═════ Available records ═════
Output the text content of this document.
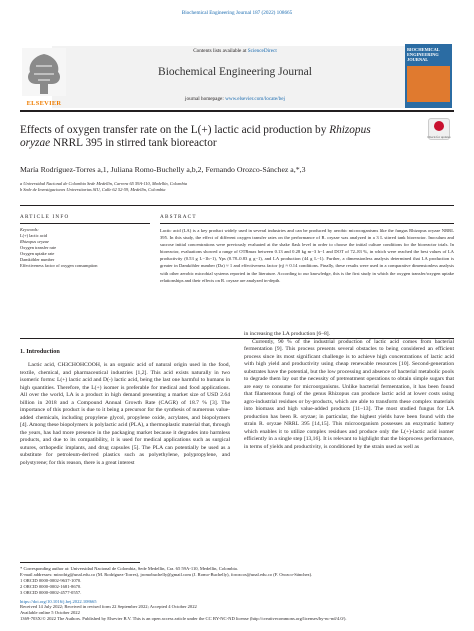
Biochemical Engineering Journal 187 (2022) 108665
ELSEVIER
Contents lists available at ScienceDirect
Biochemical Engineering Journal
journal homepage: www.elsevier.com/locate/bej
BIOCHEMICAL ENGINEERING JOURNAL
Effects of oxygen transfer rate on the L(+) lactic acid production by Rhizopus oryzae NRRL 395 in stirred tank bioreactor	Check for updates
María Rodríguez-Torres a,1, Juliana Romo-Buchelly a,b,2, Fernando Orozco-Sánchez a,*,3
a Universidad Nacional de Colombia Sede Medellín, Carrera 65 59A-110, Medellín, Colombia
b Sede de Investigaciones Universitarias SIU, Calle 62 52-59, Medellín, Colombia
ARTICLE INFO	ABSTRACT
Keywords:
L(+) lactic acid
Rhizopus oryzae
Oxygen transfer rate
Oxygen uptake rate
Damköhler number
Effectiveness factor of oxygen consumption
Lactic acid (LA) is a key product widely used in several industries and can be produced by aerobic microorganisms like the fungus Rhizopus oryzae NRRL 395. In this study, the effect of different oxygen transfer rates on the performance of R. oryzae was analyzed in a 3 L stirred tank bioreactor. Inoculum and sucrose initial concentrations were previously evaluated at the shake flask level in order to choose the initial culture conditions for the bioreactor trials. In bioreactor, evaluations showed a range of OTRmax between 0.13 and 0.28 kg m−3 h−1 and DOT of 72–83 %, in which were reached the best values of LA productivity (0.53 g L−1h−1), Yps (0.78–0.83 g g−1), and LA production (44 g L−1). Further, a dimensionless analysis determined that LA production is greater in Damköhler number (Da) ≈ 1 and effectiveness factor (η) ≈ 0.14 conditions. Finally, these results were used in a comparative dimensionless analysis with other aerobic microbial systems reported in the literature. According to our knowledge, this is the first study in which the oxygen transfer/oxygen uptake relationships and their effects on R. oryzae are analyzed in-depth.
1. Introduction

Lactic acid, CH3CHOHCOOH, is an organic acid of natural origin used in the food, textile, chemical, and pharmaceutical industries [1,2]. This acid exists naturally in two isomeric forms: L(+) lactic acid and D(-) lactic acid, being the last one harmful to humans in high quantities. Therefore, the L(+) isomer is preferable for medical and food applications. All over the world, LA is a product in high demand presenting a market size of USD 2.64 billion in 2018 and a Compound Annual Growth Rate (CAGR) of 18.7 % [3]. The importance of this product is due to it being a precursor for the synthesis of numerous value-added chemicals, including propylene glycol, propylene oxide, acrylates, and biopolymers [4]. Among these biopolymers is polylactic acid (PLA), a thermoplastic material that, through the years, has had more presence in the packaging market because it degrades into harmless products, and due to its compatibility, it is used for medical applications such as surgical sutures, orthopedic implants, and drug capsules [5]. The PLA can potentially be used as a substitute for petroleum-derived plastics such as polyethylene, polypropylene, and polystyrene; for this reason, there is a great interest

in increasing the LA production [6–8].

Currently, 90 % of the industrial production of lactic acid comes from bacterial fermentation [9]. This process presents several obstacles to being considered an efficient process since its most significant challenge is to achieve high concentrations of lactic acid with high yield and productivity using cheap renewable resources [10]. Second-generation substrates have the potential, but the low processing and absence of bacterial metabolic pools to degrade them lay out the necessity of pretreatment operations to obtain simple sugars that are easy to consume for microorganisms. Unlike bacterial fermentation, it has been found that filamentous fungi of the genus Rhizopus can produce lactic acid at lower costs using agro-industrial residues or by-products, which are able to transform these complex materials into biomass and high value-added products [11–13]. The most studied fungus for LA production has been R. oryzae; in particular, the highest yields have been found with the strain R. oryzae NRRL 395 [14,15]. This microorganism possesses an enzymatic battery which enables it to utilize complex residues and produce only the L(+)-lactic acid isomer efficiently in a single step [13,16]. It is relevant to highlight that the bioprocess performance, in terms of yields and productivity, is conditioned by the strain used as well as

* Corresponding author at: Universidad Nacional de Colombia, Sede Medellín, Cra. 65 59A-110, Medellín, Colombia.
E-mail addresses: mirodrig@unal.edu.co (M. Rodríguez-Torres), jromobuchelly@gmail.com (J. Romo-Buchelly), forozcos@unal.edu.co (F. Orozco-Sánchez).
1 ORCID 0000-0002-9637-1070.
2 ORCID 0000-0002-1681-8670.
3 ORCID 0000-0002-4577-0557.
https://doi.org/10.1016/j.bej.2022.108665
Received 14 July 2022; Received in revised form 22 September 2022; Accepted 4 October 2022
Available online 5 October 2022
1369-703X/© 2022 The Authors. Published by Elsevier B.V. This is an open access article under the CC BY-NC-ND license (http://creativecommons.org/licenses/by-nc-nd/4.0/).
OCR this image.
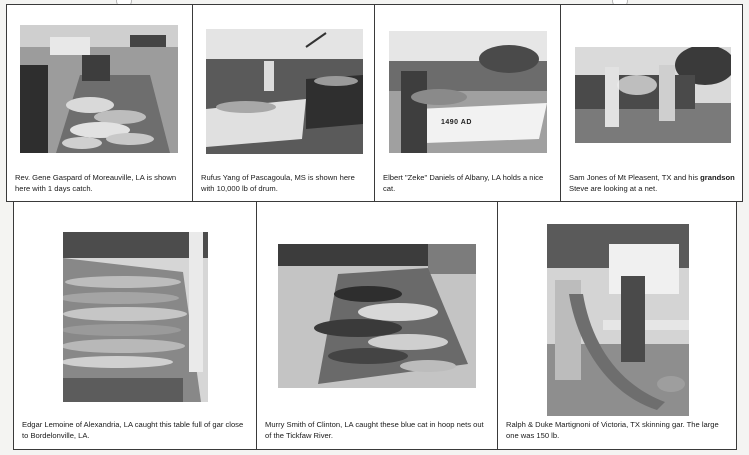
Rev. Gene Gaspard of Moreauville, LA is shown here with 1 days catch.
Rufus Yang of Pascagoula, MS is shown here with 10,000 lb of drum.
1490 AD
Elbert "Zeke" Daniels of Albany, LA holds a nice cat.
Sam Jones of Mt Pleasent, TX and his grandson Steve are looking at a net.
Edgar Lemoine of Alexandria, LA caught this table full of gar close to Bordelonville, LA.
Murry Smith of Clinton, LA caught these blue cat in hoop nets out of the Tickfaw River.
Ralph & Duke Martignoni of Victoria, TX skinning gar. The large one was 150 lb.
═════
* **Instructions to follow**: Leave out the pictures and output every record above precisely as given.

* **Response for this exercise**:
Output the text content of this document.
Biochemical Engineering Journal 187 (2022) 108665
ELSEVIER
Contents lists available at ScienceDirect
Biochemical Engineering Journal
journal homepage: www.elsevier.com/locate/bej
BIOCHEMICAL ENGINEERING JOURNAL
Effects of oxygen transfer rate on the L(+) lactic acid production by Rhizopus oryzae NRRL 395 in stirred tank bioreactor	Check for updates
María Rodríguez-Torres a,1, Juliana Romo-Buchelly a,b,2, Fernando Orozco-Sánchez a,*,3
a Universidad Nacional de Colombia Sede Medellín, Carrera 65 59A-110, Medellín, Colombia
b Sede de Investigaciones Universitarias SIU, Calle 62 52-59, Medellín, Colombia
ARTICLE INFO	ABSTRACT
Keywords:
L(+) lactic acid
Rhizopus oryzae
Oxygen transfer rate
Oxygen uptake rate
Damköhler number
Effectiveness factor of oxygen consumption
Lactic acid (LA) is a key product widely used in several industries and can be produced by aerobic microorganisms like the fungus Rhizopus oryzae NRRL 395. In this study, the effect of different oxygen transfer rates on the performance of R. oryzae was analyzed in a 3 L stirred tank bioreactor. Inoculum and sucrose initial concentrations were previously evaluated at the shake flask level in order to choose the initial culture conditions for the bioreactor trials. In bioreactor, evaluations showed a range of OTRmax between 0.13 and 0.28 kg m−3 h−1 and DOT of 72–83 %, in which were reached the best values of LA productivity (0.53 g L−1h−1), Yps (0.78–0.83 g g−1), and LA production (44 g L−1). Further, a dimensionless analysis determined that LA production is greater in Damköhler number (Da) ≈ 1 and effectiveness factor (η) ≈ 0.14 conditions. Finally, these results were used in a comparative dimensionless analysis with other aerobic microbial systems reported in the literature. According to our knowledge, this is the first study in which the oxygen transfer/oxygen uptake relationships and their effects on R. oryzae are analyzed in-depth.
1. Introduction

Lactic acid, CH3CHOHCOOH, is an organic acid of natural origin used in the food, textile, chemical, and pharmaceutical industries [1,2]. This acid exists naturally in two isomeric forms: L(+) lactic acid and D(-) lactic acid, being the last one harmful to humans in high quantities. Therefore, the L(+) isomer is preferable for medical and food applications. All over the world, LA is a product in high demand presenting a market size of USD 2.64 billion in 2018 and a Compound Annual Growth Rate (CAGR) of 18.7 % [3]. The importance of this product is due to it being a precursor for the synthesis of numerous value-added chemicals, including propylene glycol, propylene oxide, acrylates, and biopolymers [4]. Among these biopolymers is polylactic acid (PLA), a thermoplastic material that, through the years, has had more presence in the packaging market because it degrades into harmless products, and due to its compatibility, it is used for medical applications such as surgical sutures, orthopedic implants, and drug capsules [5]. The PLA can potentially be used as a substitute for petroleum-derived plastics such as polyethylene, polypropylene, and polystyrene; for this reason, there is a great interest

in increasing the LA production [6–8].

Currently, 90 % of the industrial production of lactic acid comes from bacterial fermentation [9]. This process presents several obstacles to being considered an efficient process since its most significant challenge is to achieve high concentrations of lactic acid with high yield and productivity using cheap renewable resources [10]. Second-generation substrates have the potential, but the low processing and absence of bacterial metabolic pools to degrade them lay out the necessity of pretreatment operations to obtain simple sugars that are easy to consume for microorganisms. Unlike bacterial fermentation, it has been found that filamentous fungi of the genus Rhizopus can produce lactic acid at lower costs using agro-industrial residues or by-products, which are able to transform these complex materials into biomass and high value-added products [11–13]. The most studied fungus for LA production has been R. oryzae; in particular, the highest yields have been found with the strain R. oryzae NRRL 395 [14,15]. This microorganism possesses an enzymatic battery which enables it to utilize complex residues and produce only the L(+)-lactic acid isomer efficiently in a single step [13,16]. It is relevant to highlight that the bioprocess performance, in terms of yields and productivity, is conditioned by the strain used as well as

* Corresponding author at: Universidad Nacional de Colombia, Sede Medellín, Cra. 65 59A-110, Medellín, Colombia.
E-mail addresses: mirodrig@unal.edu.co (M. Rodríguez-Torres), jromobuchelly@gmail.com (J. Romo-Buchelly), forozcos@unal.edu.co (F. Orozco-Sánchez).
1 ORCID 0000-0002-9637-1070.
2 ORCID 0000-0002-1681-8670.
3 ORCID 0000-0002-4577-0557.
https://doi.org/10.1016/j.bej.2022.108665
Received 14 July 2022; Received in revised form 22 September 2022; Accepted 4 October 2022
Available online 5 October 2022
1369-703X/© 2022 The Authors. Published by Elsevier B.V. This is an open access article under the CC BY-NC-ND license (http://creativecommons.org/licenses/by-nc-nd/4.0/).
OCR this image.
Rev. Gene Gaspard of Moreauville, LA is shown here with 1 days catch.
Rufus Yang of Pascagoula, MS is shown here with 10,000 lb of drum.
1490 AD
Elbert "Zeke" Daniels of Albany, LA holds a nice cat.
Sam Jones of Mt Pleasent, TX and his grandson Steve are looking at a net.
Edgar Lemoine of Alexandria, LA caught this table full of gar close to Bordelonville, LA.
Murry Smith of Clinton, LA caught these blue cat in hoop nets out of the Tickfaw River.
Ralph & Duke Martignoni of Victoria, TX skinning gar. The large one was 150 lb.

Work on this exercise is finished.